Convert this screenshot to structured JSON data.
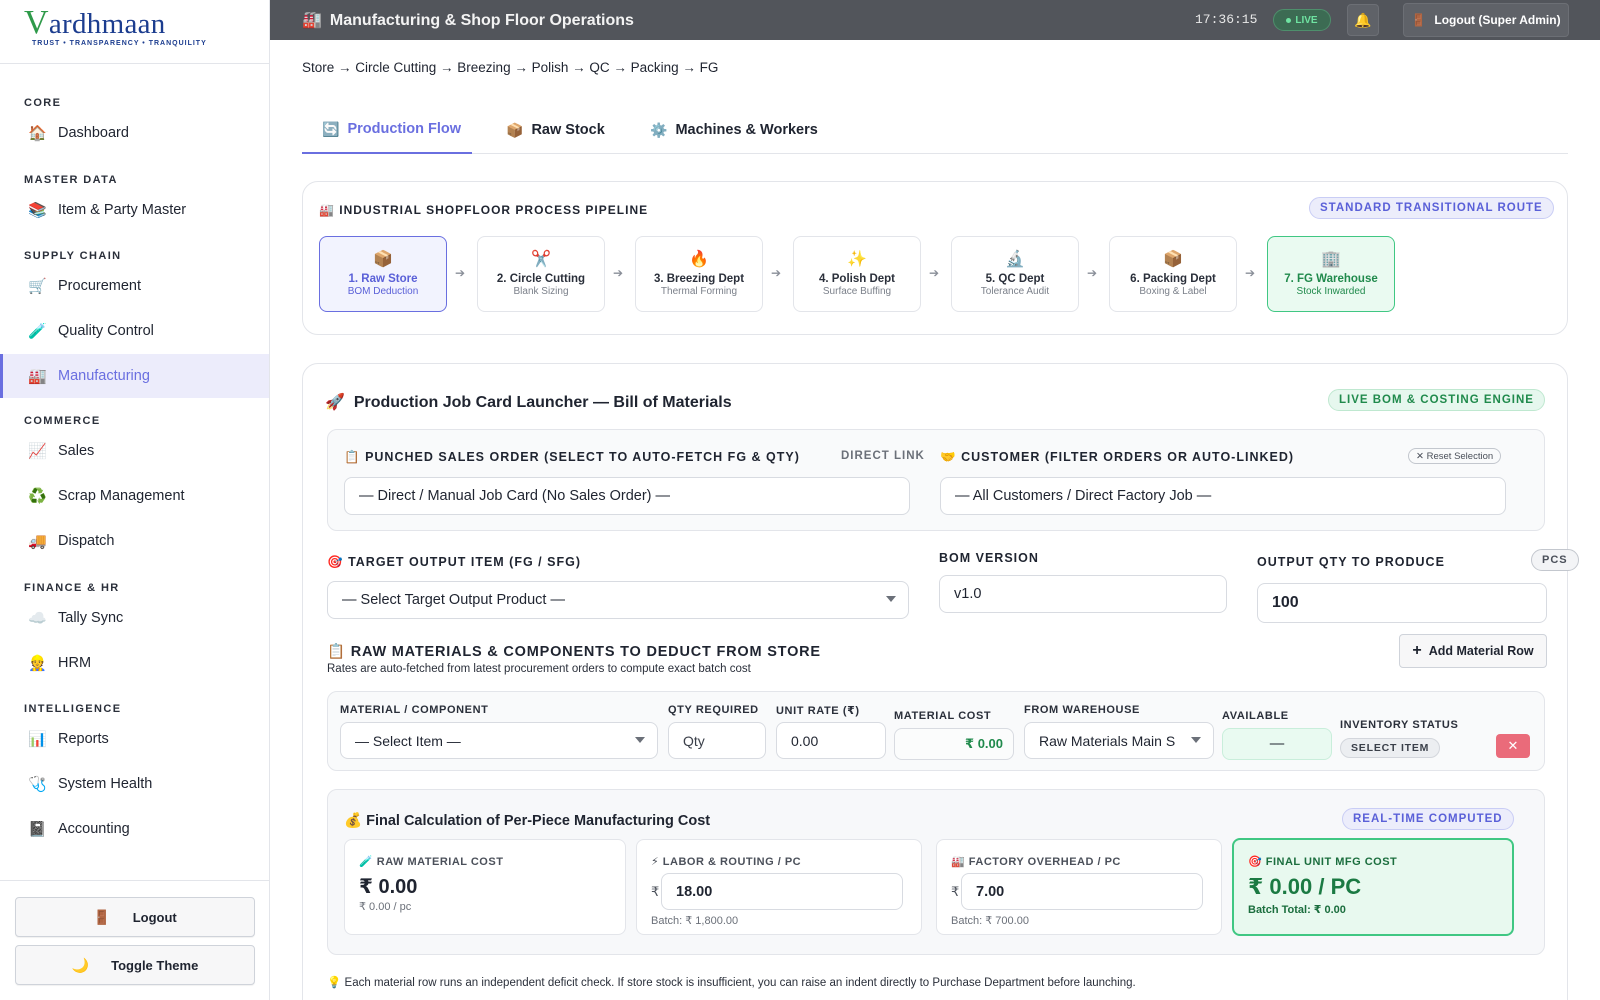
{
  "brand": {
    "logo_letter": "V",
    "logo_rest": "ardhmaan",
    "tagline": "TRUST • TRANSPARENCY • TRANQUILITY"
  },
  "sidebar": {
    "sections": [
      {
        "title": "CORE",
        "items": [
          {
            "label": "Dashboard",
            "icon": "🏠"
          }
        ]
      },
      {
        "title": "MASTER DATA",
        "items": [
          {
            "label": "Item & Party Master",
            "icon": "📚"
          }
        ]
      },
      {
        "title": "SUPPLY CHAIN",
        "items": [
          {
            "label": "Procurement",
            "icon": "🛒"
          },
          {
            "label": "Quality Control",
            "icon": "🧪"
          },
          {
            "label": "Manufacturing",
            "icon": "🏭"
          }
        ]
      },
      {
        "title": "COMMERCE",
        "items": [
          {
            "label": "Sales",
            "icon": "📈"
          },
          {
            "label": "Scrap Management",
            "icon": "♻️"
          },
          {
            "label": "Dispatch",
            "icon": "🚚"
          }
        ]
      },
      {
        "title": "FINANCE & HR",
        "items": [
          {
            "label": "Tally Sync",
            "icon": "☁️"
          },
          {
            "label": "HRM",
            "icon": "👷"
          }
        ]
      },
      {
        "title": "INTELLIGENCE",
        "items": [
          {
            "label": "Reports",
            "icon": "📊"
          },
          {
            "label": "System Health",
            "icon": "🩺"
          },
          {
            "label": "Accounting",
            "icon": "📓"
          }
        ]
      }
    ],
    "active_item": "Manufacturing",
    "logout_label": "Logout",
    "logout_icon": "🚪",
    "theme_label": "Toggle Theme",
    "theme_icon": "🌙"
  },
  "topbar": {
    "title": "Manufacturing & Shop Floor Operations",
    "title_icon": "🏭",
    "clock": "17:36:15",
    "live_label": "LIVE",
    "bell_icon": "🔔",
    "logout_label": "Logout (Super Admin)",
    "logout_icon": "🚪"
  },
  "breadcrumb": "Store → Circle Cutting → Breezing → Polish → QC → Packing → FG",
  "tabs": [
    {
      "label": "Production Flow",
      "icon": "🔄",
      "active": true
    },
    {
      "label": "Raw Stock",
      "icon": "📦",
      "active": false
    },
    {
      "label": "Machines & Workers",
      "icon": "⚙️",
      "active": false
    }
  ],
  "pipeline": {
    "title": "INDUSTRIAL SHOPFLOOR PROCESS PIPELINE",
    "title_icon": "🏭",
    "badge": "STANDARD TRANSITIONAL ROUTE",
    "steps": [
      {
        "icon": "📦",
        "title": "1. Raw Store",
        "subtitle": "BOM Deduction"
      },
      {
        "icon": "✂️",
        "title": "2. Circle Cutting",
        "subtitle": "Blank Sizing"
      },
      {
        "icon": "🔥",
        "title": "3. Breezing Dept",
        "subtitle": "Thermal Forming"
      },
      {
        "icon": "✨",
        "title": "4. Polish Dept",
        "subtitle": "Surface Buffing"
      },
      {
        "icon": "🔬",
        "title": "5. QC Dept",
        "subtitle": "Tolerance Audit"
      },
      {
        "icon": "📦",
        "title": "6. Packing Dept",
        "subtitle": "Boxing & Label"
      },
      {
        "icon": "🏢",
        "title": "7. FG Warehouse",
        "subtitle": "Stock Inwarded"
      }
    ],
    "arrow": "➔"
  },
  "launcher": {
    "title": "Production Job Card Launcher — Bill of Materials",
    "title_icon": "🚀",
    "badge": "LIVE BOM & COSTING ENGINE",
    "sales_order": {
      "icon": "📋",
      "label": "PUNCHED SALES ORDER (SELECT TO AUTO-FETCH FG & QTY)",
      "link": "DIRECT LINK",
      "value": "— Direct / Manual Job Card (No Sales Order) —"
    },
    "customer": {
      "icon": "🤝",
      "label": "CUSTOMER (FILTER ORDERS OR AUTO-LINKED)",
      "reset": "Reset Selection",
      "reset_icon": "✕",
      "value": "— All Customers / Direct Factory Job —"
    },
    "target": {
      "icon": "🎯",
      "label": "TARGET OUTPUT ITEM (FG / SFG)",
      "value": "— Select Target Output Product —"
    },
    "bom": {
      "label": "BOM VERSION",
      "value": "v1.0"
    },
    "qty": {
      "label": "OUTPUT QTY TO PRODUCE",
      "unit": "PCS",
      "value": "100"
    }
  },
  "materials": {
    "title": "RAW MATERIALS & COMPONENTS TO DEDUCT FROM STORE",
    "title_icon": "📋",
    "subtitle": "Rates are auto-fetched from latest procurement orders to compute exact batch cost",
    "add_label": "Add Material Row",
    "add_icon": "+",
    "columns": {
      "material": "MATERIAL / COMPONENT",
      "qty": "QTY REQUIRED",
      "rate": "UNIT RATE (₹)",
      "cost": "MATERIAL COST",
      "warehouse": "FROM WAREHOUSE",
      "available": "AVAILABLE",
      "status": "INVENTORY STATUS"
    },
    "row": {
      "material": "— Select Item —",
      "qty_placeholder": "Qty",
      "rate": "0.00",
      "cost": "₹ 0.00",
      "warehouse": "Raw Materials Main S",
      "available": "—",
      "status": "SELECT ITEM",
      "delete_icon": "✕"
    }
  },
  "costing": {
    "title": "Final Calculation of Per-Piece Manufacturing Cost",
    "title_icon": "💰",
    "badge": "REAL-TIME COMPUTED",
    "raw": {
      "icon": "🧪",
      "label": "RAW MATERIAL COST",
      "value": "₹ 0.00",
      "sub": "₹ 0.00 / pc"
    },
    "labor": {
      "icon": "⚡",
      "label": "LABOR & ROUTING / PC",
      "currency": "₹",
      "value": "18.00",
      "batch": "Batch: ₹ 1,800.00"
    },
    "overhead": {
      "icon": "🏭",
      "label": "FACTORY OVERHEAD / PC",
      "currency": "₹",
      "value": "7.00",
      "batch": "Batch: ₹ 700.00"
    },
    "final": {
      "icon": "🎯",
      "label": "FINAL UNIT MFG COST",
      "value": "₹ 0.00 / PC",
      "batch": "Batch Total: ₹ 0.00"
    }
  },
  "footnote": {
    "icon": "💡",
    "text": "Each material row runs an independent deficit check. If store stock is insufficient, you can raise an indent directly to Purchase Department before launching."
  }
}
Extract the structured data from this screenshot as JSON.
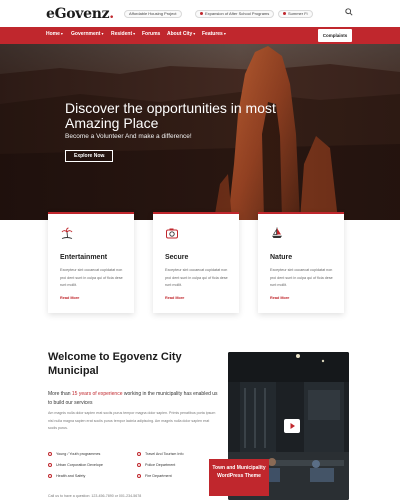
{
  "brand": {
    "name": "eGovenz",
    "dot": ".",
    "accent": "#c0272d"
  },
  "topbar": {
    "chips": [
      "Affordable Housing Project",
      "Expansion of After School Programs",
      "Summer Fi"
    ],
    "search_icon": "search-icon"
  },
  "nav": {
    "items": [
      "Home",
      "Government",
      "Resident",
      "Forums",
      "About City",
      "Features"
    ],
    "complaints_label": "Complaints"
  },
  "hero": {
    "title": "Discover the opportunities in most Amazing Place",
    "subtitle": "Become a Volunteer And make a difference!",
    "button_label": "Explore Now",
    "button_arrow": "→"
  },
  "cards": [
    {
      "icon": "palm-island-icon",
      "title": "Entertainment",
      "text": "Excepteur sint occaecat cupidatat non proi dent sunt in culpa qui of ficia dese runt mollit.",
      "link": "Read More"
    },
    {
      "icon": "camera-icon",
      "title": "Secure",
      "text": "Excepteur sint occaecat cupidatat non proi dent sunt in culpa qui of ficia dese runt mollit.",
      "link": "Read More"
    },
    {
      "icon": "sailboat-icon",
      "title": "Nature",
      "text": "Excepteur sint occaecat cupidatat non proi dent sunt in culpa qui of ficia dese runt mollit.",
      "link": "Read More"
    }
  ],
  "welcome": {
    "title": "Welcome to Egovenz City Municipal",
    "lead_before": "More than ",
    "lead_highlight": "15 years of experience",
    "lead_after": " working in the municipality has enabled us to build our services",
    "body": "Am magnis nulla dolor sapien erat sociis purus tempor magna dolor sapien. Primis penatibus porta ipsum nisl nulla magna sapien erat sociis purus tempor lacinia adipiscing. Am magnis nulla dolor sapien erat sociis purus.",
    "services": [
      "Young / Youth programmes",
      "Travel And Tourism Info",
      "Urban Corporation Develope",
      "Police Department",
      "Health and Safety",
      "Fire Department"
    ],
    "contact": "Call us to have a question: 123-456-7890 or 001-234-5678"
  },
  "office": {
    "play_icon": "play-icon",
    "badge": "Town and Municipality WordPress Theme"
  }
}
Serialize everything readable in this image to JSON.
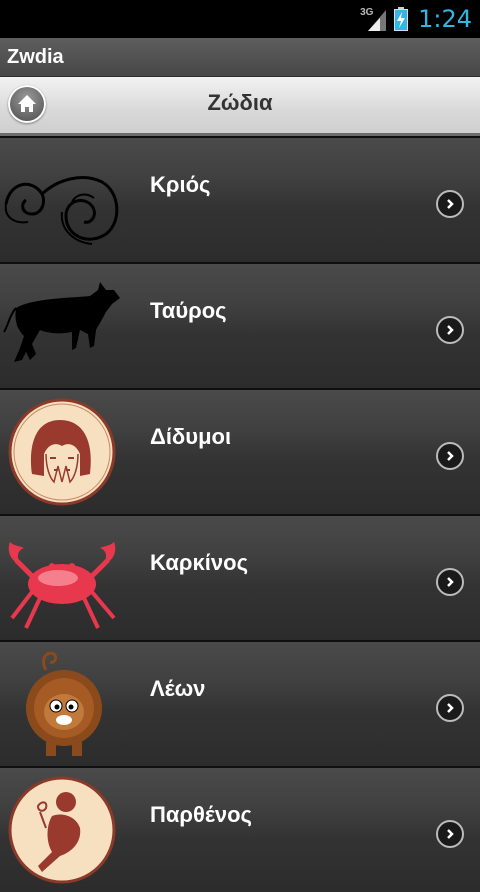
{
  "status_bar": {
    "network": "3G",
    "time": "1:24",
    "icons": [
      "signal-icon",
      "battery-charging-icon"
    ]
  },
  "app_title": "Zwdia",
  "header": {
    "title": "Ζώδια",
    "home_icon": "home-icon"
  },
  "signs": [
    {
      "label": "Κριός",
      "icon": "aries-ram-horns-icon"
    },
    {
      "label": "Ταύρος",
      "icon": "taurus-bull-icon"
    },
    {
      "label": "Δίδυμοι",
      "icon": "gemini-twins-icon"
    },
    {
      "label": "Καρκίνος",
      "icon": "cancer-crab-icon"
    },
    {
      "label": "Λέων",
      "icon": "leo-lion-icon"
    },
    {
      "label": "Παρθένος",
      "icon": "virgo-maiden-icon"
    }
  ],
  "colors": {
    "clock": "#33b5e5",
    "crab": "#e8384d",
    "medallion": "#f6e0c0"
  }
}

■ Stated exercise
With pictures omitted, copy exactly the lines from the one containing "Serialize everything readable" through the final line of the listing, both included.

■ The answer
Serialize everything readable in this image to JSON.
{
  "status_bar": {
    "network": "3G",
    "time": "1:24",
    "icons": [
      "signal-icon",
      "battery-charging-icon"
    ]
  },
  "app_title": "Zwdia",
  "header": {
    "title": "Ζώδια",
    "home_icon": "home-icon"
  },
  "signs": [
    {
      "label": "Κριός",
      "icon": "aries-ram-horns-icon"
    },
    {
      "label": "Ταύρος",
      "icon": "taurus-bull-icon"
    },
    {
      "label": "Δίδυμοι",
      "icon": "gemini-twins-icon"
    },
    {
      "label": "Καρκίνος",
      "icon": "cancer-crab-icon"
    },
    {
      "label": "Λέων",
      "icon": "leo-lion-icon"
    },
    {
      "label": "Παρθένος",
      "icon": "virgo-maiden-icon"
    }
  ],
  "colors": {
    "clock": "#33b5e5",
    "crab": "#e8384d",
    "medallion": "#f6e0c0"
  }
}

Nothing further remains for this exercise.